In the copy, include every entry exactly but none of the images.
..............................
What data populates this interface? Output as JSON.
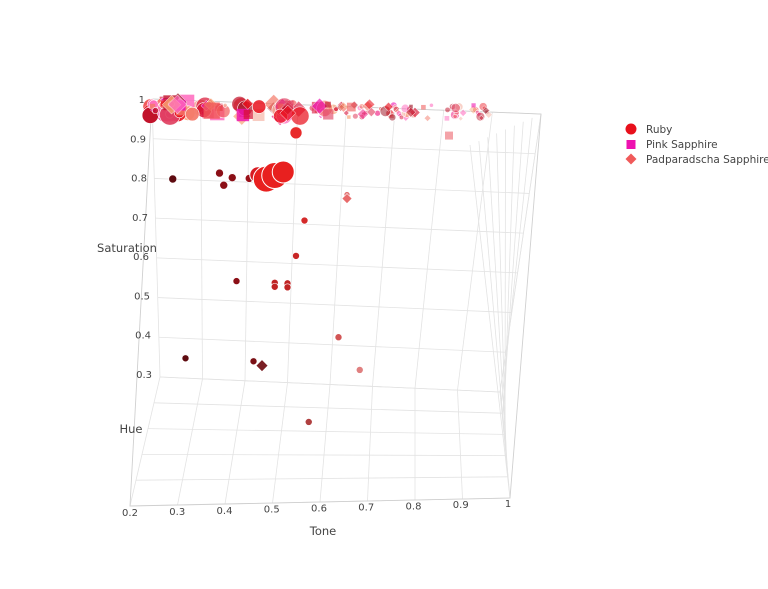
{
  "chart_data": {
    "type": "scatter3d",
    "axes": {
      "x": {
        "title": "Tone",
        "ticks": [
          "0.2",
          "0.3",
          "0.4",
          "0.5",
          "0.6",
          "0.7",
          "0.8",
          "0.9",
          "1"
        ],
        "range": [
          0.2,
          1
        ]
      },
      "y": {
        "title": "Hue",
        "ticks": []
      },
      "z": {
        "title": "Saturation",
        "ticks": [
          "0.3",
          "0.4",
          "0.5",
          "0.6",
          "0.7",
          "0.8",
          "0.9",
          "1"
        ],
        "range": [
          0.3,
          1
        ]
      }
    },
    "legend": {
      "placement": "top-right",
      "items": [
        {
          "name": "Ruby",
          "symbol": "circle",
          "color": "#e8101c"
        },
        {
          "name": "Pink Sapphire",
          "symbol": "square",
          "color": "#ee12b0"
        },
        {
          "name": "Padparadscha Sapphire",
          "symbol": "diamond",
          "color": "#f05a5a"
        }
      ]
    },
    "series": [
      {
        "name": "Ruby",
        "symbol": "circle",
        "points": [
          {
            "tone": 0.34,
            "sat": 0.82,
            "size": 4,
            "color": "#8b0f16"
          },
          {
            "tone": 0.35,
            "sat": 0.79,
            "size": 4,
            "color": "#8b0f16"
          },
          {
            "tone": 0.37,
            "sat": 0.81,
            "size": 4,
            "color": "#8b0f16"
          },
          {
            "tone": 0.23,
            "sat": 0.8,
            "size": 4,
            "color": "#5e0b10"
          },
          {
            "tone": 0.41,
            "sat": 0.81,
            "size": 4,
            "color": "#9a1018"
          },
          {
            "tone": 0.43,
            "sat": 0.82,
            "size": 8,
            "color": "#d81a22"
          },
          {
            "tone": 0.45,
            "sat": 0.81,
            "size": 13,
            "color": "#e8201f"
          },
          {
            "tone": 0.47,
            "sat": 0.82,
            "size": 13,
            "color": "#e8201f"
          },
          {
            "tone": 0.49,
            "sat": 0.83,
            "size": 11,
            "color": "#e8201f"
          },
          {
            "tone": 0.52,
            "sat": 0.93,
            "size": 6,
            "color": "#e82a2a"
          },
          {
            "tone": 0.54,
            "sat": 0.71,
            "size": 3.5,
            "color": "#d42a2a"
          },
          {
            "tone": 0.52,
            "sat": 0.62,
            "size": 3.5,
            "color": "#c82626"
          },
          {
            "tone": 0.38,
            "sat": 0.55,
            "size": 3.5,
            "color": "#8b0f16"
          },
          {
            "tone": 0.47,
            "sat": 0.55,
            "size": 3.5,
            "color": "#c02424"
          },
          {
            "tone": 0.47,
            "sat": 0.54,
            "size": 3.5,
            "color": "#c02424"
          },
          {
            "tone": 0.5,
            "sat": 0.55,
            "size": 3.5,
            "color": "#c02424"
          },
          {
            "tone": 0.5,
            "sat": 0.54,
            "size": 3.5,
            "color": "#c02424"
          },
          {
            "tone": 0.62,
            "sat": 0.42,
            "size": 3.5,
            "color": "#d25555"
          },
          {
            "tone": 0.67,
            "sat": 0.34,
            "size": 3.5,
            "color": "#e08080"
          },
          {
            "tone": 0.26,
            "sat": 0.35,
            "size": 3.5,
            "color": "#5e0b10"
          },
          {
            "tone": 0.42,
            "sat": 0.35,
            "size": 3.5,
            "color": "#7a1015"
          },
          {
            "tone": 0.55,
            "sat": 0.14,
            "size": 3.5,
            "color": "#b04040"
          },
          {
            "tone": 0.64,
            "sat": 0.78,
            "size": 3,
            "color": "#e07070"
          }
        ]
      },
      {
        "name": "Padparadscha Sapphire",
        "symbol": "diamond",
        "points": [
          {
            "tone": 0.64,
            "sat": 0.77,
            "size": 5,
            "color": "#e86a6a"
          },
          {
            "tone": 0.44,
            "sat": 0.34,
            "size": 6,
            "color": "#7a1f24"
          },
          {
            "tone": 0.19,
            "sat": 0.97,
            "size": 6,
            "color": "#6e4110"
          }
        ]
      },
      {
        "name": "Pink Sapphire",
        "symbol": "square",
        "points": [
          {
            "tone": 0.88,
            "sat": 0.94,
            "size": 4,
            "color": "#f4a3a8"
          }
        ]
      }
    ]
  }
}
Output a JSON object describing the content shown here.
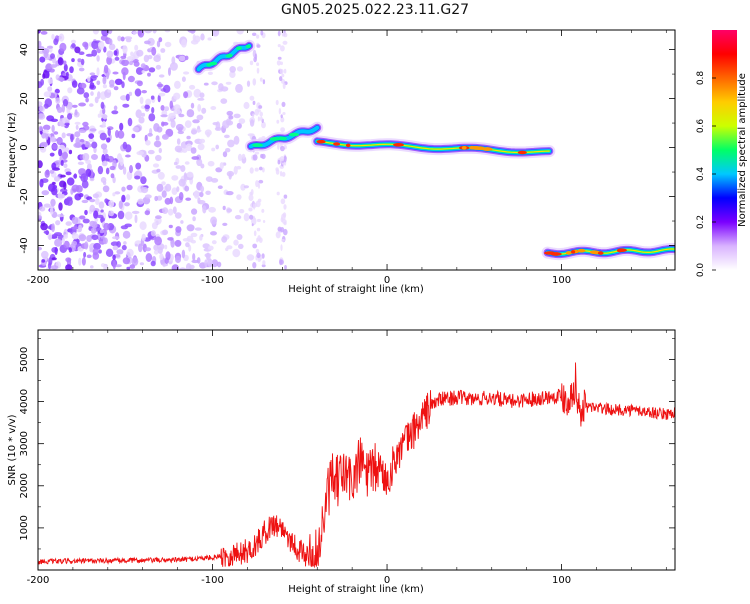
{
  "title": "GN05.2025.022.23.11.G27",
  "chart_data": [
    {
      "type": "heatmap",
      "xlabel": "Height of straight line (km)",
      "ylabel": "Frequency (Hz)",
      "xlim": [
        -200,
        165
      ],
      "ylim": [
        -50,
        48
      ],
      "xticks": [
        -200,
        -100,
        0,
        100
      ],
      "yticks": [
        -40,
        -20,
        0,
        20,
        40
      ],
      "colorbar": {
        "label": "Normalized spectral amplitude",
        "range": [
          0,
          1
        ],
        "ticks": [
          "0.0",
          "0.2",
          "0.4",
          "0.6",
          "0.8"
        ],
        "colors": [
          "#ffffff",
          "#d9b3ff",
          "#7a00ff",
          "#0000ff",
          "#00c8ff",
          "#00ff66",
          "#ccff00",
          "#ffcc00",
          "#ff6600",
          "#ff0000",
          "#ff0066"
        ]
      },
      "features": [
        {
          "x": [
            -108,
            -79
          ],
          "freq_start": 32,
          "freq_end": 42,
          "peak": 0.45
        },
        {
          "x": [
            -78,
            -40
          ],
          "freq_start": 0,
          "freq_end": 8,
          "peak": 0.4
        },
        {
          "x": [
            -40,
            93
          ],
          "freq_start": 2,
          "freq_end": -2,
          "peak": 0.9
        },
        {
          "x": [
            92,
            165
          ],
          "freq_start": -43,
          "freq_end": -42,
          "peak": 0.85
        }
      ]
    },
    {
      "type": "line",
      "xlabel": "Height of straight line (km)",
      "ylabel": "SNR (10 * v/v)",
      "xlim": [
        -200,
        165
      ],
      "ylim": [
        0,
        5700
      ],
      "xticks": [
        -200,
        -100,
        0,
        100
      ],
      "yticks": [
        1000,
        2000,
        3000,
        4000,
        5000
      ],
      "series": [
        {
          "color": "#ee1111",
          "x": [
            -200,
            -180,
            -160,
            -140,
            -120,
            -100,
            -90,
            -80,
            -75,
            -70,
            -65,
            -60,
            -55,
            -50,
            -45,
            -40,
            -35,
            -32,
            -30,
            -25,
            -20,
            -15,
            -10,
            -5,
            0,
            5,
            10,
            15,
            20,
            25,
            30,
            40,
            50,
            60,
            70,
            80,
            90,
            100,
            105,
            108,
            110,
            115,
            120,
            130,
            140,
            150,
            160,
            165
          ],
          "y": [
            200,
            210,
            220,
            230,
            240,
            300,
            350,
            450,
            600,
            900,
            1100,
            1000,
            700,
            450,
            300,
            350,
            1500,
            2200,
            2000,
            2300,
            2100,
            2600,
            2200,
            2500,
            2100,
            2700,
            3000,
            3300,
            3600,
            3900,
            4050,
            4100,
            4050,
            4100,
            4000,
            4050,
            4100,
            4150,
            4050,
            4500,
            3800,
            3900,
            3850,
            3800,
            3800,
            3750,
            3700,
            3750
          ]
        }
      ]
    }
  ]
}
..............................
(Task output):
What data populates this interface? Output as JSON.
{
  "chart_data": {
    "type": "scatter3d",
    "axes": {
      "x": {
        "title": "Tone",
        "ticks": [
          "0.2",
          "0.3",
          "0.4",
          "0.5",
          "0.6",
          "0.7",
          "0.8",
          "0.9",
          "1"
        ],
        "range": [
          0.2,
          1
        ]
      },
      "y": {
        "title": "Hue",
        "ticks": []
      },
      "z": {
        "title": "Saturation",
        "ticks": [
          "0.3",
          "0.4",
          "0.5",
          "0.6",
          "0.7",
          "0.8",
          "0.9",
          "1"
        ],
        "range": [
          0.3,
          1
        ]
      }
    },
    "legend": {
      "placement": "top-right",
      "items": [
        {
          "name": "Ruby",
          "symbol": "circle",
          "color": "#e8101c"
        },
        {
          "name": "Pink Sapphire",
          "symbol": "square",
          "color": "#ee12b0"
        },
        {
          "name": "Padparadscha Sapphire",
          "symbol": "diamond",
          "color": "#f05a5a"
        }
      ]
    },
    "series": [
      {
        "name": "Ruby",
        "symbol": "circle",
        "points": [
          {
            "tone": 0.34,
            "sat": 0.82,
            "size": 4,
            "color": "#8b0f16"
          },
          {
            "tone": 0.35,
            "sat": 0.79,
            "size": 4,
            "color": "#8b0f16"
          },
          {
            "tone": 0.37,
            "sat": 0.81,
            "size": 4,
            "color": "#8b0f16"
          },
          {
            "tone": 0.23,
            "sat": 0.8,
            "size": 4,
            "color": "#5e0b10"
          },
          {
            "tone": 0.41,
            "sat": 0.81,
            "size": 4,
            "color": "#9a1018"
          },
          {
            "tone": 0.43,
            "sat": 0.82,
            "size": 8,
            "color": "#d81a22"
          },
          {
            "tone": 0.45,
            "sat": 0.81,
            "size": 13,
            "color": "#e8201f"
          },
          {
            "tone": 0.47,
            "sat": 0.82,
            "size": 13,
            "color": "#e8201f"
          },
          {
            "tone": 0.49,
            "sat": 0.83,
            "size": 11,
            "color": "#e8201f"
          },
          {
            "tone": 0.52,
            "sat": 0.93,
            "size": 6,
            "color": "#e82a2a"
          },
          {
            "tone": 0.54,
            "sat": 0.71,
            "size": 3.5,
            "color": "#d42a2a"
          },
          {
            "tone": 0.52,
            "sat": 0.62,
            "size": 3.5,
            "color": "#c82626"
          },
          {
            "tone": 0.38,
            "sat": 0.55,
            "size": 3.5,
            "color": "#8b0f16"
          },
          {
            "tone": 0.47,
            "sat": 0.55,
            "size": 3.5,
            "color": "#c02424"
          },
          {
            "tone": 0.47,
            "sat": 0.54,
            "size": 3.5,
            "color": "#c02424"
          },
          {
            "tone": 0.5,
            "sat": 0.55,
            "size": 3.5,
            "color": "#c02424"
          },
          {
            "tone": 0.5,
            "sat": 0.54,
            "size": 3.5,
            "color": "#c02424"
          },
          {
            "tone": 0.62,
            "sat": 0.42,
            "size": 3.5,
            "color": "#d25555"
          },
          {
            "tone": 0.67,
            "sat": 0.34,
            "size": 3.5,
            "color": "#e08080"
          },
          {
            "tone": 0.26,
            "sat": 0.35,
            "size": 3.5,
            "color": "#5e0b10"
          },
          {
            "tone": 0.42,
            "sat": 0.35,
            "size": 3.5,
            "color": "#7a1015"
          },
          {
            "tone": 0.55,
            "sat": 0.14,
            "size": 3.5,
            "color": "#b04040"
          },
          {
            "tone": 0.64,
            "sat": 0.78,
            "size": 3,
            "color": "#e07070"
          }
        ]
      },
      {
        "name": "Padparadscha Sapphire",
        "symbol": "diamond",
        "points": [
          {
            "tone": 0.64,
            "sat": 0.77,
            "size": 5,
            "color": "#e86a6a"
          },
          {
            "tone": 0.44,
            "sat": 0.34,
            "size": 6,
            "color": "#7a1f24"
          },
          {
            "tone": 0.19,
            "sat": 0.97,
            "size": 6,
            "color": "#6e4110"
          }
        ]
      },
      {
        "name": "Pink Sapphire",
        "symbol": "square",
        "points": [
          {
            "tone": 0.88,
            "sat": 0.94,
            "size": 4,
            "color": "#f4a3a8"
          }
        ]
      }
    ]
  }
}
Output a JSON object describing the content shown here.
{
  "title": "GN05.2025.022.23.11.G27",
  "chart_data": [
    {
      "type": "heatmap",
      "xlabel": "Height of straight line (km)",
      "ylabel": "Frequency (Hz)",
      "xlim": [
        -200,
        165
      ],
      "ylim": [
        -50,
        48
      ],
      "xticks": [
        -200,
        -100,
        0,
        100
      ],
      "yticks": [
        -40,
        -20,
        0,
        20,
        40
      ],
      "colorbar": {
        "label": "Normalized spectral amplitude",
        "range": [
          0,
          1
        ],
        "ticks": [
          "0.0",
          "0.2",
          "0.4",
          "0.6",
          "0.8"
        ],
        "colors": [
          "#ffffff",
          "#d9b3ff",
          "#7a00ff",
          "#0000ff",
          "#00c8ff",
          "#00ff66",
          "#ccff00",
          "#ffcc00",
          "#ff6600",
          "#ff0000",
          "#ff0066"
        ]
      },
      "features": [
        {
          "x": [
            -108,
            -79
          ],
          "freq_start": 32,
          "freq_end": 42,
          "peak": 0.45
        },
        {
          "x": [
            -78,
            -40
          ],
          "freq_start": 0,
          "freq_end": 8,
          "peak": 0.4
        },
        {
          "x": [
            -40,
            93
          ],
          "freq_start": 2,
          "freq_end": -2,
          "peak": 0.9
        },
        {
          "x": [
            92,
            165
          ],
          "freq_start": -43,
          "freq_end": -42,
          "peak": 0.85
        }
      ]
    },
    {
      "type": "line",
      "xlabel": "Height of straight line (km)",
      "ylabel": "SNR (10 * v/v)",
      "xlim": [
        -200,
        165
      ],
      "ylim": [
        0,
        5700
      ],
      "xticks": [
        -200,
        -100,
        0,
        100
      ],
      "yticks": [
        1000,
        2000,
        3000,
        4000,
        5000
      ],
      "series": [
        {
          "color": "#ee1111",
          "x": [
            -200,
            -180,
            -160,
            -140,
            -120,
            -100,
            -90,
            -80,
            -75,
            -70,
            -65,
            -60,
            -55,
            -50,
            -45,
            -40,
            -35,
            -32,
            -30,
            -25,
            -20,
            -15,
            -10,
            -5,
            0,
            5,
            10,
            15,
            20,
            25,
            30,
            40,
            50,
            60,
            70,
            80,
            90,
            100,
            105,
            108,
            110,
            115,
            120,
            130,
            140,
            150,
            160,
            165
          ],
          "y": [
            200,
            210,
            220,
            230,
            240,
            300,
            350,
            450,
            600,
            900,
            1100,
            1000,
            700,
            450,
            300,
            350,
            1500,
            2200,
            2000,
            2300,
            2100,
            2600,
            2200,
            2500,
            2100,
            2700,
            3000,
            3300,
            3600,
            3900,
            4050,
            4100,
            4050,
            4100,
            4000,
            4050,
            4100,
            4150,
            4050,
            4500,
            3800,
            3900,
            3850,
            3800,
            3800,
            3750,
            3700,
            3750
          ]
        }
      ]
    }
  ]
}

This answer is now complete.